Task instructions
Below are some records. Pull every line that contains the word "Especialista".

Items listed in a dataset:
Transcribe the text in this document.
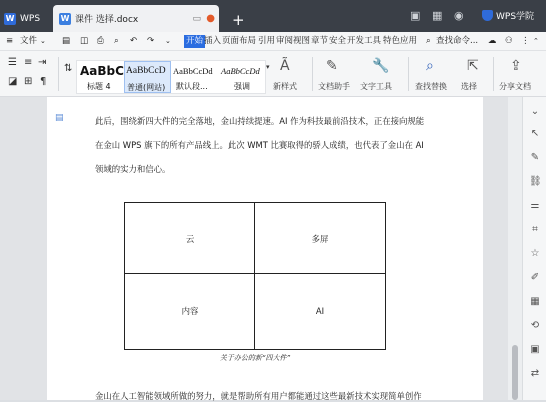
W WPS	W 课件 选择.docx	▭ ● +	▣ ▦ ◉	WPS学院
≡ 文件 ⌄ ▤ ◫ ⎙ ⌕ ↶ ↷ ⌄ 开始 插入 页面布局 引用 审阅 视图 章节 安全 开发工具 特色应用 ⌕ 查找命令... ☁ ⚇ ⋮ ⌃
☰ ≡ ⇥
◪ ⊞ ¶
⇅ AaBbC
标题 4
AaBbCcD
普通(网站)
AaBbCcDd
默认段...
AaBbCcDd
强调
▾ Ã
新样式
✎
文档助手
🔧
文字工具
⌕
查找替换
⇱
选择
⇪
分享文档
▤	此后，围绕新四大件的完全落地，金山持续提速。AI 作为科技最前沿技术，正在接向规能
在金山 WPS 旗下的所有产品线上。此次 WMT 比赛取得的骄人成绩，也代表了金山在 AI
领域的实力和信心。
云	多屏
内容	AI
关于办公的新“四大件”
金山在人工智能领域所做的努力，就是帮助所有用户都能通过这些最新技术实现简单创作
⌄
↖
✎
⛓
⚌
⌗
☆
✐
▦
⟲
▣
⇄
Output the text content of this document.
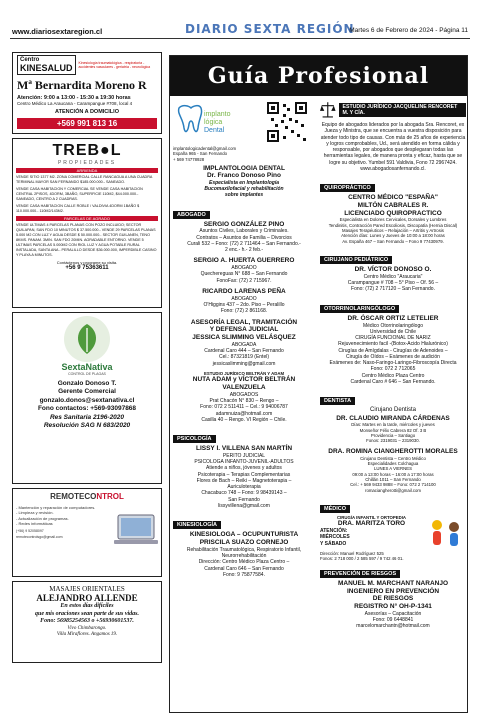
www.diariosextaregion.cl	DIARIO SEXTA REGIÓN
Martes 6 de Febrero de 2024 - Página 11
Centro
KINESALUD	Kinesiología traumatológica - respiratoria - accidentes vasculares - geriatría - neurológica
Mª Bernardita Moreno R
Atención: 9:00 a 13:00 - 15:30 a 19:30 horas
Centro Médico La Araucana - Carampangue #708, local 4
ATENCIÓN A DOMICILIO
+569 991 813 16
TREB●L
PROPIEDADES
ARRIENDA
VENDE SITIO 1377 M2. ZONA COMERCIAL CALLE RANCAGUA A UNA CUADRA TERMINAL MAYOR SAN FERNANDO $185.000.000.- SANEADO.
VENDE CASA HABITACION Y COMERCIAL SE VENDE CASA HABITACION CENTRAL 2PISOS, 4DORM, 3BAÑO, SUPERFICIE 110M2, $44.000.000.- SANEADO, CENTRO A 2 CUADRAS.
VENDE CASA HABITACION CALLE ROBLE / VALDIVIA 4DORM 1BAÑO $ 110.000.000.- 110M2/143M2.
PARCELAS DE AGRADO
VENDE ULTIMAS 4 PARCELAS PLANAS CON POZO INCLUIDO; SECTOR QUILAPAN, SAN FDO 10 MINUTOS $ 37.500.000.- VENDE 29 PARCELAS PLANAS 5.000 M2 CON LUZ Y AGUA DESDE $ 50.000.000.- SECTOR GUILANEN, TENO 8KMS. PANAM. 3MIN. SAN FDO 20MIN. AGRADABLE ENTORNO. VENDE 5 ULTIMAS PARCELAS 5.000M2 CON RIOL LUZ Y AGUA POTABLE RURAL INSTALADA, SANTA ANA - PERALILLO DESDE $36.000.000, IMPERDIBLE CASINO Y PLAYA A MINUTOS.
Contáctenos y programe su visita.
+56 9 75363611
SextaNativa
CONTROL DE PLAGAS
Gonzalo Donoso T.
Gerente Comercial
gonzalo.donos@sextanativa.cl
Fono contactos: +569-93097868
Res Sanitaria 2196-2020
Resolución SAG N 683/2020
REMOTECONTROL
- Mantención y reparación de computadores.
- Limpieza y revisión.
- Actualización de programas.
- Redes informáticas
(+56) 9 52058097
remotecontrolsgo@gmail.com
MASAJES ORIENTALES
ALEJANDRO ALLENDE
En estos días difíciles
que mis oraciones sean parte de sus vidas.
Fono: 56985254563 o +56930601537.
Vivo Chimbarongo.
Villa Miraflores. Angamos 19.
Guía Profesional
implanto
lógica
Dental
implantologicadental@gmail.com
España 965 - San Fernando
+ 569 74778928
IMPLANTOLOGIA DENTAL
Dr. Franco Donoso Pino
Especialista en Implantología
Bucomaxilofacial y rehabilitación
sobre implantes
ABOGADO
SERGIO GONZÁLEZ PINO
Asuntos Civiles, Laborales y Criminales.
Contratos – Asuntos de Familia – Divorcios
Curali 532 – Fono: (72) 2 711464 – San Fernando.-
2 enc.- h.- 2 feb.-
SERGIO A. HUERTA GUERRERO
ABOGADO
Quechereguas N° 688 – San Fernando
FonoFax: (72) 2 715967.
RICARDO LARENAS PEÑA
ABOGADO
O'Higgins 437 – 2do. Piso – Peralillo
Fono: (72) 2 861168.
ASESORÍA LEGAL, TRAMITACIÓN
Y DEFENSA JUDICIAL
JESSICA SLIMMING VELÁSQUEZ
ABOGADA
Cardenal Caro 444 – San Fernando
Cel.: 87321819 (Entel)
jessicaslimming@gmail.com
ESTUDIO JURÍDICO BELTRÁN Y ADAM
NUTA ADAM y VÍCTOR BELTRÁN
VALENZUELA
ABOGADOS
Prat Chacón N° 830 – Rengo –
Fono: 072 2 511411 – Cel.: 9 94006787
adamnuiza@hotmail.com
Casilla 40 – Rengo. VI Región – Chile.
PSICOLOGÍA
LISSY I. VILLENA SAN MARTÍN
PERITO JUDICIAL
PSICOLOGA INFANTO-JUVENIL-ADULTOS
Atiende a niños, jóvenes y adultos
Psicoterapia – Terapias Complementarias
Flores de Bach – Reiki – Magnetoterapia –
Auriculoterapia
Chacabuco 748 – Fono: 9 98439143 –
San Fernando
lissyvillena@gmail.com
KINESIOLOGÍA
KINESIOLOGA – OCUPUNTURISTA
PRISCILA SUAZO CORNEJO
Rehabilitación Traumatológica, Respiratorio Infantil,
Neurorrehabilitación
Dirección: Centro Médico Plaza Centro –
Cardenal Caro 646 – San Fernando
Fono: 9 75877584.
ESTUDIO JURÍDICO JACQUELINE RENCORET M. Y CÍA.
Equipo de abogados liderados por la abogada Sra. Rencoret, ex Jueza y Ministra, que se encuentra a vuestra disposición para atender todo tipo de causas. Con más de 25 años de experiencia y logros comprobables, Ud., será atendido en forma cálida y responsable, por abogados que desplegaran todas las herramientas legales, de manera pronta y eficaz, hasta que se logre su objetivo. Yumbel 591 Valdivia, Fono 72 2967424.
www.abogadosanfernando.cl.
QUIROPRÁCTICO
CENTRO MÉDICO "ESPAÑA"
MILTÓN CABRALES R.
LICENCIADO QUIROPRACTICO
Especialista en Dolores Cervicales, Dorsales y Lumbres
Tendinitis, Contracción Pared Escoliosis, Discopatía (Hernia Discal)
Masajes Terapéuticos – Relajación – Artritis y Artrosis
Atención días: Lunes y Jueves de 10:00 a 18:00 horas
Av. España 467 – San Fernando – Fono 9 77430979.
CIRUJANO PEDIÁTRICO
DR. VÍCTOR DONOSO O.
Centro Médico "Araucaria"
Carampangue # 708 – 5° Piso – Of. 56 –
Fono: (72) 2 717120 – San Fernando.
OTORRINOLARINGÓLOGO
DR. ÓSCAR ORTIZ LETELIER
Médico Otorrinolaringólogo
Universidad de Chile
CIRUGÍA FUNCIONAL DE NARIZ
Rejuvenecimiento facil -(Botox-Acido Hialurónico)
Cirugías de Amígdalas - Cirugías de Adenoides –
Cirugía de Oídos – Exámenes de audición
Exámenes de: Naso-Faringo-Laringo-Fibroscopía Directa
Fono: 072 2 712065
Centro Médico Plaza Centro
Cardenal Caro # 646 – San Fernando.
DENTISTA
Cirujano Dentista
DR. CLAUDIO MIRANDA CÁRDENAS
Días: Martes en la tarde, miércoles y jueves
Monseñor Félix Cabrera 82 Of. 3 B
Providencia – Santiago
Fonos: 2319031 – 2319030.
DRA. ROMINA CIANGHEROTTI MORALES
Cirujano Dentista – Centro Médico
Especialidades Colchagua
LUNES A VIERNES
09:00 a 13:00 horas – 16:00 a 17:00 horas
Chillán 1011 – San Fernando
Cel.: + 569 9433 9888 – Fono: 072 2 714100
romaciangherotti@gmail.com
MÉDICO
CIRUGÍA INFANTIL Y ORTOPEDIA
DRA. MARITZA TORO
ATENCIÓN:
MIÉRCOLES
Y SÁBADO
Dirección: Manuel Rodríguez 525
Fonos: 2 718 000 / 2 585 597 / 9 742 46 01.
PREVENCIÓN DE RIESGOS
MANUEL M. MARCHANT NARANJO
INGENIERO EN PREVENCIÓN
DE RIESGOS
REGISTRO N° OH-P-1341
Asesorías – Capacitación
Fono: 09 6448841
marcelomarchantn@hotmail.com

Answer to the problem
Especialista en Implantología
Especialista en Dolores Cervicales, Dorsales y Lumbres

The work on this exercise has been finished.